**TASK STATEMENT:** Don't copy the pictures; return every other part of the records exactly.

**DATA SUPPLIED:**
>>

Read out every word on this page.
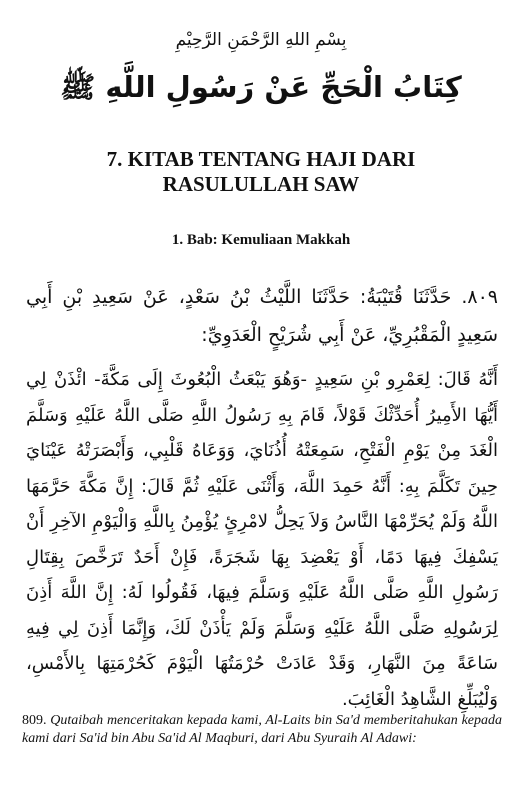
بِسْمِ اللهِ الرَّحْمَنِ الرَّحِيْمِ
كِتَابُ الْحَجِّ عَنْ رَسُولِ اللَّهِ ﷺ
7. KITAB TENTANG HAJI DARI
RASULULLAH SAW
1. Bab: Kemuliaan Makkah
٨٠٩. حَدَّثَنَا قُتَيْبَةُ: حَدَّثَنَا اللَّيْثُ بْنُ سَعْدٍ، عَنْ سَعِيدِ بْنِ أَبِي سَعِيدٍ الْمَقْبُرِيِّ، عَنْ أَبِي شُرَيْحٍ الْعَدَوِيِّ:
أَنَّهُ قَالَ: لِعَمْرِو بْنِ سَعِيدٍ -وَهُوَ يَبْعَثُ الْبُعُوثَ إِلَى مَكَّةَ- ائْذَنْ لِي أَيُّهَا الأَمِيرُ أُحَدِّثْكَ قَوْلاً، قَامَ بِهِ رَسُولُ اللَّهِ صَلَّى اللَّهُ عَلَيْهِ وَسَلَّمَ الْغَدَ مِنْ يَوْمِ الْفَتْحِ، سَمِعَتْهُ أُذُنَايَ، وَوَعَاهُ قَلْبِي، وَأَبْصَرَتْهُ عَيْنَايَ حِينَ تَكَلَّمَ بِهِ: أَنَّهُ حَمِدَ اللَّهَ، وَأَثْنَى عَلَيْهِ ثُمَّ قَالَ: إِنَّ مَكَّةَ حَرَّمَهَا اللَّهُ وَلَمْ يُحَرِّمْهَا النَّاسُ وَلاَ يَحِلُّ لامْرِئٍ يُؤْمِنُ بِاللَّهِ وَالْيَوْمِ الآخِرِ أَنْ يَسْفِكَ فِيهَا دَمًا، أَوْ يَعْضِدَ بِهَا شَجَرَةً، فَإِنْ أَحَدٌ تَرَخَّصَ بِقِتَالِ رَسُولِ اللَّهِ صَلَّى اللَّهُ عَلَيْهِ وَسَلَّمَ فِيهَا، فَقُولُوا لَهُ: إِنَّ اللَّهَ أَذِنَ لِرَسُولِهِ صَلَّى اللَّهُ عَلَيْهِ وَسَلَّمَ وَلَمْ يَأْذَنْ لَكَ، وَإِنَّمَا أَذِنَ لِي فِيهِ سَاعَةً مِنَ النَّهَارِ، وَقَدْ عَادَتْ حُرْمَتُهَا الْيَوْمَ كَحُرْمَتِهَا بِالأَمْسِ، وَلْيُبَلِّغِ الشَّاهِدُ الْغَائِبَ.
809. Qutaibah menceritakan kepada kami, Al-Laits bin Sa'd memberitahukan kepada kami dari Sa'id bin Abu Sa'id Al Maqburi, dari Abu Syuraih Al Adawi:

<<

**WRITTEN ANSWER:**
Read out every word on this page.
بِسْمِ اللهِ الرَّحْمَنِ الرَّحِيْمِ
كِتَابُ الْحَجِّ عَنْ رَسُولِ اللَّهِ ﷺ
7. KITAB TENTANG HAJI DARI
RASULULLAH SAW
1. Bab: Kemuliaan Makkah
٨٠٩. حَدَّثَنَا قُتَيْبَةُ: حَدَّثَنَا اللَّيْثُ بْنُ سَعْدٍ، عَنْ سَعِيدِ بْنِ أَبِي سَعِيدٍ الْمَقْبُرِيِّ، عَنْ أَبِي شُرَيْحٍ الْعَدَوِيِّ:
أَنَّهُ قَالَ: لِعَمْرِو بْنِ سَعِيدٍ -وَهُوَ يَبْعَثُ الْبُعُوثَ إِلَى مَكَّةَ- ائْذَنْ لِي أَيُّهَا الأَمِيرُ أُحَدِّثْكَ قَوْلاً، قَامَ بِهِ رَسُولُ اللَّهِ صَلَّى اللَّهُ عَلَيْهِ وَسَلَّمَ الْغَدَ مِنْ يَوْمِ الْفَتْحِ، سَمِعَتْهُ أُذُنَايَ، وَوَعَاهُ قَلْبِي، وَأَبْصَرَتْهُ عَيْنَايَ حِينَ تَكَلَّمَ بِهِ: أَنَّهُ حَمِدَ اللَّهَ، وَأَثْنَى عَلَيْهِ ثُمَّ قَالَ: إِنَّ مَكَّةَ حَرَّمَهَا اللَّهُ وَلَمْ يُحَرِّمْهَا النَّاسُ وَلاَ يَحِلُّ لامْرِئٍ يُؤْمِنُ بِاللَّهِ وَالْيَوْمِ الآخِرِ أَنْ يَسْفِكَ فِيهَا دَمًا، أَوْ يَعْضِدَ بِهَا شَجَرَةً، فَإِنْ أَحَدٌ تَرَخَّصَ بِقِتَالِ رَسُولِ اللَّهِ صَلَّى اللَّهُ عَلَيْهِ وَسَلَّمَ فِيهَا، فَقُولُوا لَهُ: إِنَّ اللَّهَ أَذِنَ لِرَسُولِهِ صَلَّى اللَّهُ عَلَيْهِ وَسَلَّمَ وَلَمْ يَأْذَنْ لَكَ، وَإِنَّمَا أَذِنَ لِي فِيهِ سَاعَةً مِنَ النَّهَارِ، وَقَدْ عَادَتْ حُرْمَتُهَا الْيَوْمَ كَحُرْمَتِهَا بِالأَمْسِ، وَلْيُبَلِّغِ الشَّاهِدُ الْغَائِبَ.
809. Qutaibah menceritakan kepada kami, Al-Laits bin Sa'd memberitahukan kepada kami dari Sa'id bin Abu Sa'id Al Maqburi, dari Abu Syuraih Al Adawi:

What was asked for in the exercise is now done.